WHAT THIS TASK INVOLVES ::
Return every line below in which "name" appears.

**********

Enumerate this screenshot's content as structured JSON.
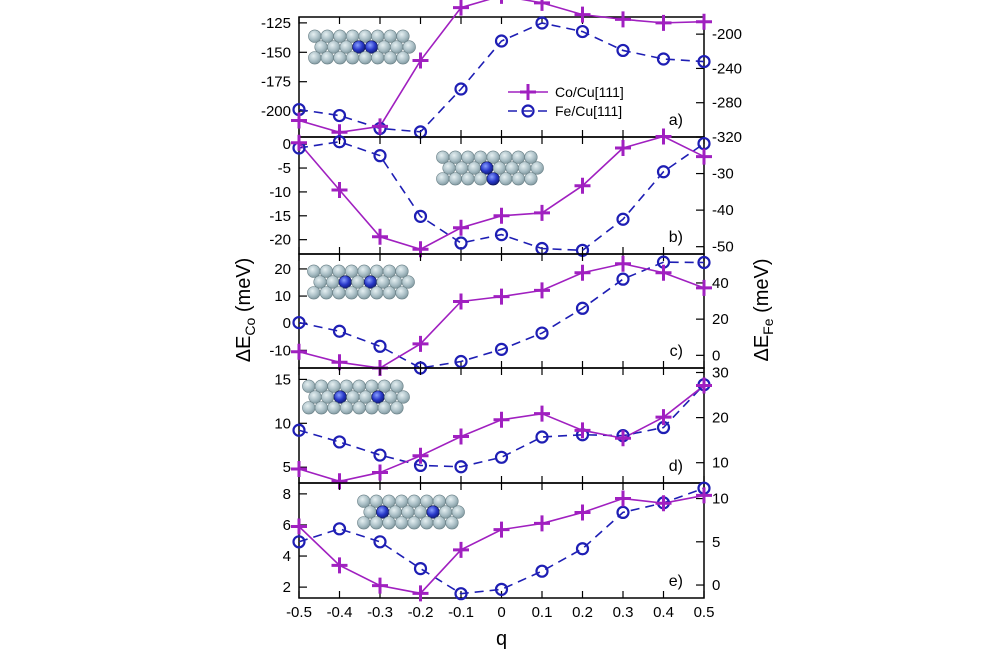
{
  "chart_data": {
    "type": "line",
    "x": [
      -0.5,
      -0.4,
      -0.3,
      -0.2,
      -0.1,
      0,
      0.1,
      0.2,
      0.3,
      0.4,
      0.5
    ],
    "x_ticks": [
      "-0.5",
      "-0.4",
      "-0.3",
      "-0.2",
      "-0.1",
      "0",
      "0.1",
      "0.2",
      "0.3",
      "0.4",
      "0.5"
    ],
    "xlabel": "q",
    "ylabel_left": {
      "main": "ΔE",
      "sub": "Co",
      "unit": " (meV)"
    },
    "ylabel_right": {
      "main": "ΔE",
      "sub": "Fe",
      "unit": " (meV)"
    },
    "legend": [
      {
        "name": "Co/Cu[111]",
        "color": "#a020c0",
        "marker": "plus",
        "line": "solid"
      },
      {
        "name": "Fe/Cu[111]",
        "color": "#1e1eb4",
        "marker": "circle",
        "line": "dashed"
      }
    ],
    "legend_position": "top-right of panel a",
    "panels": [
      {
        "label": "a)",
        "left_ylim": [
          -222,
          -120
        ],
        "left_ticks": [
          -125,
          -150,
          -175,
          -200
        ],
        "right_ylim": [
          -320,
          -180
        ],
        "right_ticks": [
          -200,
          -240,
          -280,
          -320
        ],
        "co": [
          -208,
          -218,
          -213,
          -157,
          -112,
          -102,
          -108,
          -118,
          -122,
          -125,
          -124
        ],
        "fe": [
          -288,
          -295,
          -310,
          -314,
          -264,
          -208,
          -187,
          -197,
          -219,
          -229,
          -232
        ],
        "atoms": [
          "dimer-adjacent",
          2
        ]
      },
      {
        "label": "b)",
        "left_ylim": [
          -23,
          1.5
        ],
        "left_ticks": [
          0,
          -5,
          -10,
          -15,
          -20
        ],
        "right_ylim": [
          -52,
          -20
        ],
        "right_ticks": [
          -30,
          -40,
          -50
        ],
        "co": [
          0.3,
          -9.6,
          -19.4,
          -22.0,
          -17.5,
          -15.0,
          -14.4,
          -8.7,
          -0.8,
          1.6,
          -2.6
        ],
        "fe": [
          -23.0,
          -21.3,
          -25.1,
          -41.7,
          -49.0,
          -46.7,
          -50.5,
          -51.0,
          -42.5,
          -29.5,
          -21.8
        ],
        "atoms": [
          "dimer-diagonal",
          3
        ]
      },
      {
        "label": "c)",
        "left_ylim": [
          -16.5,
          25.5
        ],
        "left_ticks": [
          20,
          10,
          0,
          -10
        ],
        "right_ylim": [
          -7,
          56
        ],
        "right_ticks": [
          40,
          20,
          0
        ],
        "co": [
          -10.5,
          -14.4,
          -16.5,
          -7.6,
          8.0,
          9.8,
          12.1,
          18.6,
          21.9,
          18.6,
          13.0
        ],
        "fe": [
          18.1,
          13.3,
          5.0,
          -7.0,
          -3.4,
          3.3,
          12.3,
          26.0,
          42.1,
          51.5,
          51.3
        ],
        "atoms": [
          "dimer-gap1",
          4
        ]
      },
      {
        "label": "d)",
        "left_ylim": [
          3.2,
          16.3
        ],
        "left_ticks": [
          5,
          10,
          15
        ],
        "right_ylim": [
          5.5,
          31
        ],
        "right_ticks": [
          10,
          20,
          30
        ],
        "co": [
          4.8,
          3.4,
          4.4,
          6.3,
          8.5,
          10.4,
          11.1,
          9.2,
          8.3,
          10.7,
          14.3
        ],
        "fe": [
          17.2,
          14.6,
          11.7,
          9.4,
          9.1,
          11.2,
          15.7,
          16.2,
          16.0,
          17.8,
          27.3
        ],
        "atoms": [
          "dimer-gap2",
          5
        ]
      },
      {
        "label": "e)",
        "left_ylim": [
          1.3,
          8.7
        ],
        "left_ticks": [
          2,
          4,
          6,
          8
        ],
        "right_ylim": [
          -1.5,
          11.8
        ],
        "right_ticks": [
          0,
          5,
          10
        ],
        "co": [
          5.9,
          3.4,
          2.1,
          1.6,
          4.4,
          5.7,
          6.1,
          6.8,
          7.7,
          7.4,
          7.9
        ],
        "fe": [
          5.0,
          6.5,
          5.0,
          1.9,
          -1.0,
          -0.5,
          1.6,
          4.2,
          8.4,
          9.5,
          11.2
        ],
        "atoms": [
          "dimer-gap3",
          6
        ]
      }
    ],
    "grid": false
  }
}
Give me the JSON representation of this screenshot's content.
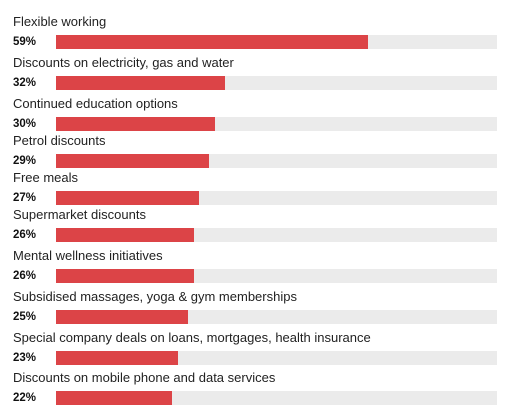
{
  "chart_data": {
    "type": "bar",
    "orientation": "horizontal",
    "title": "",
    "xlabel": "",
    "ylabel": "",
    "xlim": [
      0,
      100
    ],
    "grid": false,
    "legend": "none",
    "bar_color": "#dc4447",
    "track_color": "#ebebeb",
    "categories": [
      "Flexible working",
      "Discounts on electricity, gas and water",
      "Continued education options",
      "Petrol discounts",
      "Free meals",
      "Supermarket discounts",
      "Mental wellness initiatives",
      "Subsidised massages, yoga & gym memberships",
      "Special company deals on loans, mortgages, health insurance",
      "Discounts on mobile phone and data services"
    ],
    "values": [
      59,
      32,
      30,
      29,
      27,
      26,
      26,
      25,
      23,
      22
    ],
    "value_labels": [
      "59%",
      "32%",
      "30%",
      "29%",
      "27%",
      "26%",
      "26%",
      "25%",
      "23%",
      "22%"
    ]
  }
}
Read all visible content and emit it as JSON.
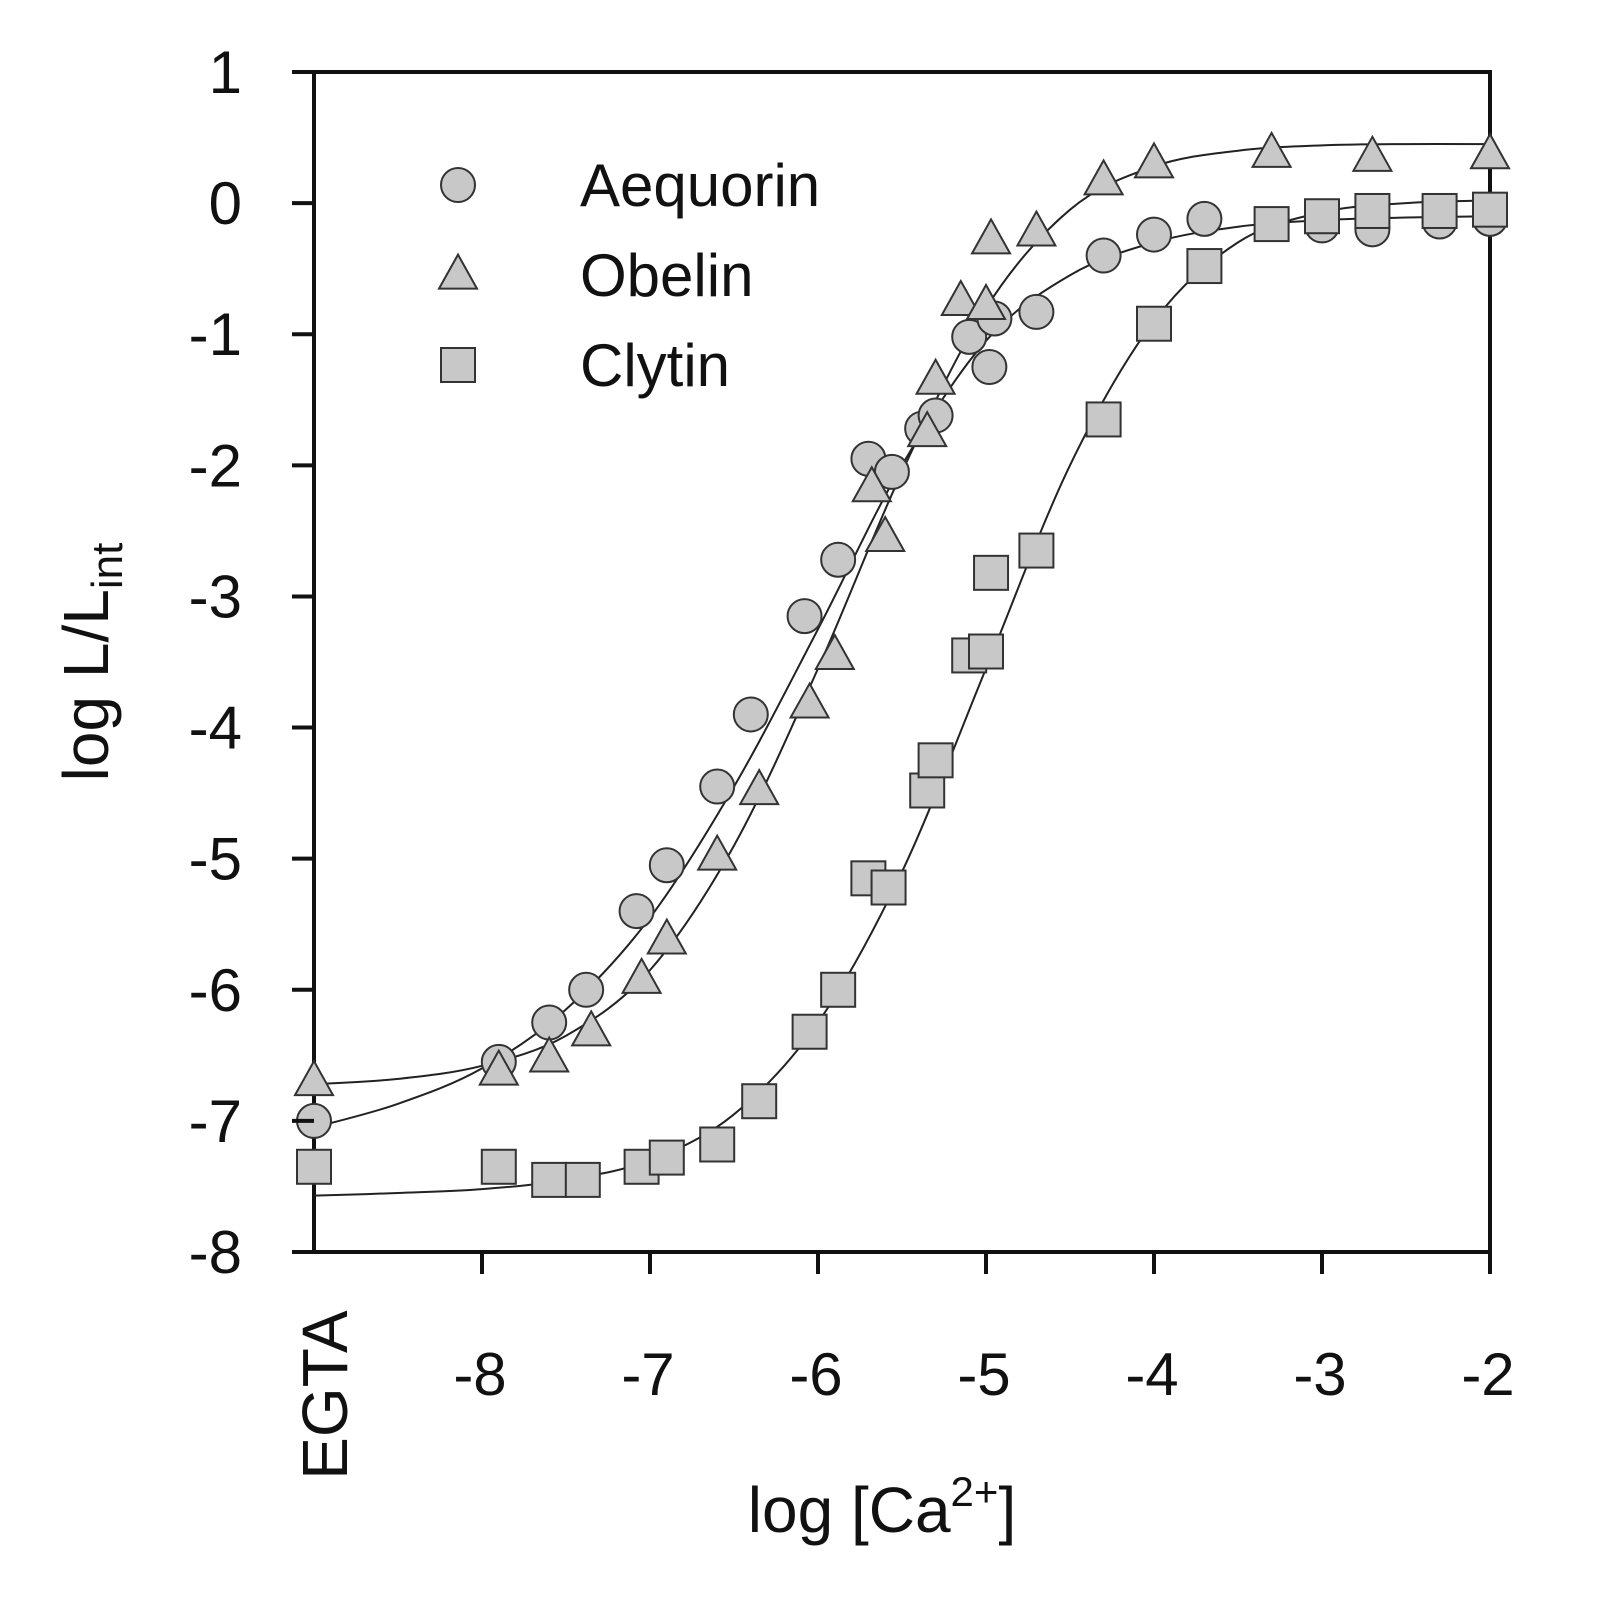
{
  "chart_data": {
    "type": "scatter",
    "title": "",
    "xlabel": "log [Ca²⁺]",
    "xlabel_parts": {
      "prefix": "log [Ca",
      "sup": "2+",
      "suffix": "]"
    },
    "ylabel": "log L/Lint",
    "ylabel_parts": {
      "main": "log L/L",
      "sub": "int"
    },
    "xlim": [
      -9.0,
      -2.0
    ],
    "ylim": [
      -8,
      1
    ],
    "x_ticks": [
      -8,
      -7,
      -6,
      -5,
      -4,
      -3,
      -2
    ],
    "x_tick_labels": [
      "-8",
      "-7",
      "-6",
      "-5",
      "-4",
      "-3",
      "-2"
    ],
    "x_special_label": "EGTA",
    "y_ticks": [
      1,
      0,
      -1,
      -2,
      -3,
      -4,
      -5,
      -6,
      -7,
      -8
    ],
    "y_tick_labels": [
      "1",
      "0",
      "-1",
      "-2",
      "-3",
      "-4",
      "-5",
      "-6",
      "-7",
      "-8"
    ],
    "grid": false,
    "legend_position": "top-left",
    "marker_fill": "#c8c8c8",
    "marker_stroke": "#333333",
    "curve_color": "#222222",
    "series": [
      {
        "name": "Aequorin",
        "marker": "circle",
        "points": [
          [
            -9.0,
            -7.0
          ],
          [
            -7.9,
            -6.55
          ],
          [
            -7.6,
            -6.25
          ],
          [
            -7.38,
            -6.0
          ],
          [
            -7.08,
            -5.4
          ],
          [
            -6.9,
            -5.05
          ],
          [
            -6.6,
            -4.45
          ],
          [
            -6.4,
            -3.9
          ],
          [
            -6.08,
            -3.15
          ],
          [
            -5.88,
            -2.72
          ],
          [
            -5.7,
            -1.95
          ],
          [
            -5.56,
            -2.05
          ],
          [
            -5.38,
            -1.72
          ],
          [
            -5.3,
            -1.62
          ],
          [
            -5.1,
            -1.02
          ],
          [
            -4.98,
            -1.25
          ],
          [
            -4.95,
            -0.88
          ],
          [
            -4.7,
            -0.83
          ],
          [
            -4.3,
            -0.4
          ],
          [
            -4.0,
            -0.24
          ],
          [
            -3.7,
            -0.12
          ],
          [
            -3.0,
            -0.17
          ],
          [
            -2.7,
            -0.2
          ],
          [
            -2.3,
            -0.14
          ],
          [
            -2.0,
            -0.12
          ]
        ],
        "curve": [
          [
            -9.0,
            -7.05
          ],
          [
            -8.5,
            -6.87
          ],
          [
            -8.0,
            -6.6
          ],
          [
            -7.5,
            -6.15
          ],
          [
            -7.0,
            -5.45
          ],
          [
            -6.5,
            -4.45
          ],
          [
            -6.0,
            -3.25
          ],
          [
            -5.5,
            -2.0
          ],
          [
            -5.0,
            -1.05
          ],
          [
            -4.5,
            -0.55
          ],
          [
            -4.0,
            -0.3
          ],
          [
            -3.5,
            -0.18
          ],
          [
            -3.0,
            -0.13
          ],
          [
            -2.5,
            -0.11
          ],
          [
            -2.0,
            -0.1
          ]
        ]
      },
      {
        "name": "Obelin",
        "marker": "triangle",
        "points": [
          [
            -9.0,
            -6.7
          ],
          [
            -7.9,
            -6.62
          ],
          [
            -7.6,
            -6.52
          ],
          [
            -7.35,
            -6.32
          ],
          [
            -7.05,
            -5.92
          ],
          [
            -6.9,
            -5.62
          ],
          [
            -6.6,
            -4.98
          ],
          [
            -6.35,
            -4.48
          ],
          [
            -6.05,
            -3.82
          ],
          [
            -5.9,
            -3.45
          ],
          [
            -5.68,
            -2.17
          ],
          [
            -5.6,
            -2.55
          ],
          [
            -5.35,
            -1.75
          ],
          [
            -5.3,
            -1.35
          ],
          [
            -5.15,
            -0.75
          ],
          [
            -5.0,
            -0.78
          ],
          [
            -4.97,
            -0.28
          ],
          [
            -4.7,
            -0.22
          ],
          [
            -4.3,
            0.17
          ],
          [
            -4.0,
            0.3
          ],
          [
            -3.3,
            0.38
          ],
          [
            -2.7,
            0.35
          ],
          [
            -2.0,
            0.37
          ]
        ],
        "curve": [
          [
            -9.0,
            -6.72
          ],
          [
            -8.5,
            -6.68
          ],
          [
            -8.0,
            -6.58
          ],
          [
            -7.5,
            -6.35
          ],
          [
            -7.0,
            -5.85
          ],
          [
            -6.5,
            -4.9
          ],
          [
            -6.0,
            -3.55
          ],
          [
            -5.5,
            -2.05
          ],
          [
            -5.0,
            -0.8
          ],
          [
            -4.5,
            -0.05
          ],
          [
            -4.0,
            0.28
          ],
          [
            -3.5,
            0.4
          ],
          [
            -3.0,
            0.44
          ],
          [
            -2.5,
            0.45
          ],
          [
            -2.0,
            0.45
          ]
        ]
      },
      {
        "name": "Clytin",
        "marker": "square",
        "points": [
          [
            -9.0,
            -7.35
          ],
          [
            -7.9,
            -7.35
          ],
          [
            -7.6,
            -7.45
          ],
          [
            -7.4,
            -7.45
          ],
          [
            -7.05,
            -7.35
          ],
          [
            -6.9,
            -7.28
          ],
          [
            -6.6,
            -7.18
          ],
          [
            -6.35,
            -6.85
          ],
          [
            -6.05,
            -6.32
          ],
          [
            -5.88,
            -6.0
          ],
          [
            -5.7,
            -5.15
          ],
          [
            -5.58,
            -5.22
          ],
          [
            -5.35,
            -4.48
          ],
          [
            -5.3,
            -4.25
          ],
          [
            -5.1,
            -3.45
          ],
          [
            -5.0,
            -3.42
          ],
          [
            -4.97,
            -2.82
          ],
          [
            -4.7,
            -2.65
          ],
          [
            -4.3,
            -1.65
          ],
          [
            -4.0,
            -0.92
          ],
          [
            -3.7,
            -0.48
          ],
          [
            -3.3,
            -0.16
          ],
          [
            -3.0,
            -0.1
          ],
          [
            -2.7,
            -0.06
          ],
          [
            -2.3,
            -0.06
          ],
          [
            -2.0,
            -0.05
          ]
        ],
        "curve": [
          [
            -9.0,
            -7.57
          ],
          [
            -8.5,
            -7.55
          ],
          [
            -8.0,
            -7.52
          ],
          [
            -7.5,
            -7.45
          ],
          [
            -7.0,
            -7.3
          ],
          [
            -6.5,
            -6.95
          ],
          [
            -6.0,
            -6.25
          ],
          [
            -5.5,
            -5.1
          ],
          [
            -5.0,
            -3.55
          ],
          [
            -4.5,
            -2.0
          ],
          [
            -4.0,
            -0.9
          ],
          [
            -3.5,
            -0.3
          ],
          [
            -3.0,
            -0.07
          ],
          [
            -2.5,
            0.0
          ],
          [
            -2.0,
            0.02
          ]
        ]
      }
    ]
  }
}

**********

ANSWER TO THIS PROBLEM ::
        "name": "Co/Cu[111]",
        "name": "Fe/Cu[111]",
        "name": "Aequorin",
        "name": "Obelin",
        "name": "Clytin",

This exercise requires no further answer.